** START Records for the task **
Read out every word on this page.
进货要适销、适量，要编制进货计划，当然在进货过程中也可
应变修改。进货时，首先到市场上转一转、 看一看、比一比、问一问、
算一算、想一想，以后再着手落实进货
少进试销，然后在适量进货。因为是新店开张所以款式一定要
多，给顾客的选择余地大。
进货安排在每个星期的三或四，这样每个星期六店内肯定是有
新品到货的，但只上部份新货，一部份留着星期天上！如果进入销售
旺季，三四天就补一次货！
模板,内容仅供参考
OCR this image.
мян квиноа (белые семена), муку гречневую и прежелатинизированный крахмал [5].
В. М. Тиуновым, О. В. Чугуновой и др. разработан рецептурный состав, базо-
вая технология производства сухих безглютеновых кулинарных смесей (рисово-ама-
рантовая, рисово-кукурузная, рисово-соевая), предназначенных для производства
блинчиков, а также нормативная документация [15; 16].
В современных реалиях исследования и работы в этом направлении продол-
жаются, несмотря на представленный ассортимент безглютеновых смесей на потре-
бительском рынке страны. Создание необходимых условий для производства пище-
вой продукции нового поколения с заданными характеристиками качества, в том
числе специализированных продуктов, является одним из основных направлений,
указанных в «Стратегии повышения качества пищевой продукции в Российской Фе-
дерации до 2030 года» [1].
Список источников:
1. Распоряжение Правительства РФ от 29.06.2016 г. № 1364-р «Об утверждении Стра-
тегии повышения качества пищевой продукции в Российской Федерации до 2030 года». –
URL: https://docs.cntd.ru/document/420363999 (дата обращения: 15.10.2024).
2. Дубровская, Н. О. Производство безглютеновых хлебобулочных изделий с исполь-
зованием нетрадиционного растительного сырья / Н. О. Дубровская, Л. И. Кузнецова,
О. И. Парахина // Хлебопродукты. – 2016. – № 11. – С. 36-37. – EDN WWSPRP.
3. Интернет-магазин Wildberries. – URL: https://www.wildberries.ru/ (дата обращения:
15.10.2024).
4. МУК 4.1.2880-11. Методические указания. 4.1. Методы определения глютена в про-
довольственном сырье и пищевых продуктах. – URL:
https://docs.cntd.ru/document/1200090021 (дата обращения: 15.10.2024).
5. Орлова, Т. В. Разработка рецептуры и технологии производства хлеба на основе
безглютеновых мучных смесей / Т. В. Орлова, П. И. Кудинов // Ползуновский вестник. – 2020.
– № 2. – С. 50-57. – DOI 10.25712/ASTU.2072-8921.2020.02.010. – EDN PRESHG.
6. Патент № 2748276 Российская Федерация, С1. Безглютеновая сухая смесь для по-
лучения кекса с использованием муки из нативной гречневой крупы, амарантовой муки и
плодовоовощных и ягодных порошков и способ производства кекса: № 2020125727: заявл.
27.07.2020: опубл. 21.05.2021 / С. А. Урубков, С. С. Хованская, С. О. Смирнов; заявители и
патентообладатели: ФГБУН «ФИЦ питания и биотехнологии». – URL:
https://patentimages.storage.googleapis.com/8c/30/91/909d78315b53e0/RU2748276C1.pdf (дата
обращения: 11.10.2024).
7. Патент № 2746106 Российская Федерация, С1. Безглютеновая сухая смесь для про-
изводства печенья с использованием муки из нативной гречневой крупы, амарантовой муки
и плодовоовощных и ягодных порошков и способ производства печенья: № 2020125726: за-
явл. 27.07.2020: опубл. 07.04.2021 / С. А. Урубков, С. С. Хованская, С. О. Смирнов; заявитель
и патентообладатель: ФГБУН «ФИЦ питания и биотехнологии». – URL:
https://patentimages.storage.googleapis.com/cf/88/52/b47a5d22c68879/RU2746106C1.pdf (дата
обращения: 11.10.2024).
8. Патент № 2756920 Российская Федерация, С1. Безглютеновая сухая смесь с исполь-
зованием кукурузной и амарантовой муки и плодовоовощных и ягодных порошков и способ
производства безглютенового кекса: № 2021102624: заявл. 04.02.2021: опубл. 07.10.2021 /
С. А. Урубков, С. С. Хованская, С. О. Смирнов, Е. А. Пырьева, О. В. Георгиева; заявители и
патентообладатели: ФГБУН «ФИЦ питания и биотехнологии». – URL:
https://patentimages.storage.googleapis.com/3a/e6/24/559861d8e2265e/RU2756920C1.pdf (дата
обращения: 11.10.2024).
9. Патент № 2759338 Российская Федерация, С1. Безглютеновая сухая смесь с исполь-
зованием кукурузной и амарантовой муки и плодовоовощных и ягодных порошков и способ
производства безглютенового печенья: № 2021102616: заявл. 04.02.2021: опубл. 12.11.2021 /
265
** END Records for the task **
Produce an exact copy of all the records.

Read out every word on this page.
进货要适销、适量，要编制进货计划，当然在进货过程中也可
应变修改。进货时，首先到市场上转一转、 看一看、比一比、问一问、
算一算、想一想，以后再着手落实进货
少进试销，然后在适量进货。因为是新店开张所以款式一定要
多，给顾客的选择余地大。
进货安排在每个星期的三或四，这样每个星期六店内肯定是有
新品到货的，但只上部份新货，一部份留着星期天上！如果进入销售
旺季，三四天就补一次货！
模板,内容仅供参考
OCR this image.
мян квиноа (белые семена), муку гречневую и прежелатинизированный крахмал [5].
В. М. Тиуновым, О. В. Чугуновой и др. разработан рецептурный состав, базо-
вая технология производства сухих безглютеновых кулинарных смесей (рисово-ама-
рантовая, рисово-кукурузная, рисово-соевая), предназначенных для производства
блинчиков, а также нормативная документация [15; 16].
В современных реалиях исследования и работы в этом направлении продол-
жаются, несмотря на представленный ассортимент безглютеновых смесей на потре-
бительском рынке страны. Создание необходимых условий для производства пище-
вой продукции нового поколения с заданными характеристиками качества, в том
числе специализированных продуктов, является одним из основных направлений,
указанных в «Стратегии повышения качества пищевой продукции в Российской Фе-
дерации до 2030 года» [1].
Список источников:
1. Распоряжение Правительства РФ от 29.06.2016 г. № 1364-р «Об утверждении Стра-
тегии повышения качества пищевой продукции в Российской Федерации до 2030 года». –
URL: https://docs.cntd.ru/document/420363999 (дата обращения: 15.10.2024).
2. Дубровская, Н. О. Производство безглютеновых хлебобулочных изделий с исполь-
зованием нетрадиционного растительного сырья / Н. О. Дубровская, Л. И. Кузнецова,
О. И. Парахина // Хлебопродукты. – 2016. – № 11. – С. 36-37. – EDN WWSPRP.
3. Интернет-магазин Wildberries. – URL: https://www.wildberries.ru/ (дата обращения:
15.10.2024).
4. МУК 4.1.2880-11. Методические указания. 4.1. Методы определения глютена в про-
довольственном сырье и пищевых продуктах. – URL:
https://docs.cntd.ru/document/1200090021 (дата обращения: 15.10.2024).
5. Орлова, Т. В. Разработка рецептуры и технологии производства хлеба на основе
безглютеновых мучных смесей / Т. В. Орлова, П. И. Кудинов // Ползуновский вестник. – 2020.
– № 2. – С. 50-57. – DOI 10.25712/ASTU.2072-8921.2020.02.010. – EDN PRESHG.
6. Патент № 2748276 Российская Федерация, С1. Безглютеновая сухая смесь для по-
лучения кекса с использованием муки из нативной гречневой крупы, амарантовой муки и
плодовоовощных и ягодных порошков и способ производства кекса: № 2020125727: заявл.
27.07.2020: опубл. 21.05.2021 / С. А. Урубков, С. С. Хованская, С. О. Смирнов; заявители и
патентообладатели: ФГБУН «ФИЦ питания и биотехнологии». – URL:
https://patentimages.storage.googleapis.com/8c/30/91/909d78315b53e0/RU2748276C1.pdf (дата
обращения: 11.10.2024).
7. Патент № 2746106 Российская Федерация, С1. Безглютеновая сухая смесь для про-
изводства печенья с использованием муки из нативной гречневой крупы, амарантовой муки
и плодовоовощных и ягодных порошков и способ производства печенья: № 2020125726: за-
явл. 27.07.2020: опубл. 07.04.2021 / С. А. Урубков, С. С. Хованская, С. О. Смирнов; заявитель
и патентообладатель: ФГБУН «ФИЦ питания и биотехнологии». – URL:
https://patentimages.storage.googleapis.com/cf/88/52/b47a5d22c68879/RU2746106C1.pdf (дата
обращения: 11.10.2024).
8. Патент № 2756920 Российская Федерация, С1. Безглютеновая сухая смесь с исполь-
зованием кукурузной и амарантовой муки и плодовоовощных и ягодных порошков и способ
производства безглютенового кекса: № 2021102624: заявл. 04.02.2021: опубл. 07.10.2021 /
С. А. Урубков, С. С. Хованская, С. О. Смирнов, Е. А. Пырьева, О. В. Георгиева; заявители и
патентообладатели: ФГБУН «ФИЦ питания и биотехнологии». – URL:
https://patentimages.storage.googleapis.com/3a/e6/24/559861d8e2265e/RU2756920C1.pdf (дата
обращения: 11.10.2024).
9. Патент № 2759338 Российская Федерация, С1. Безглютеновая сухая смесь с исполь-
зованием кукурузной и амарантовой муки и плодовоовощных и ягодных порошков и способ
производства безглютенового печенья: № 2021102616: заявл. 04.02.2021: опубл. 12.11.2021 /
265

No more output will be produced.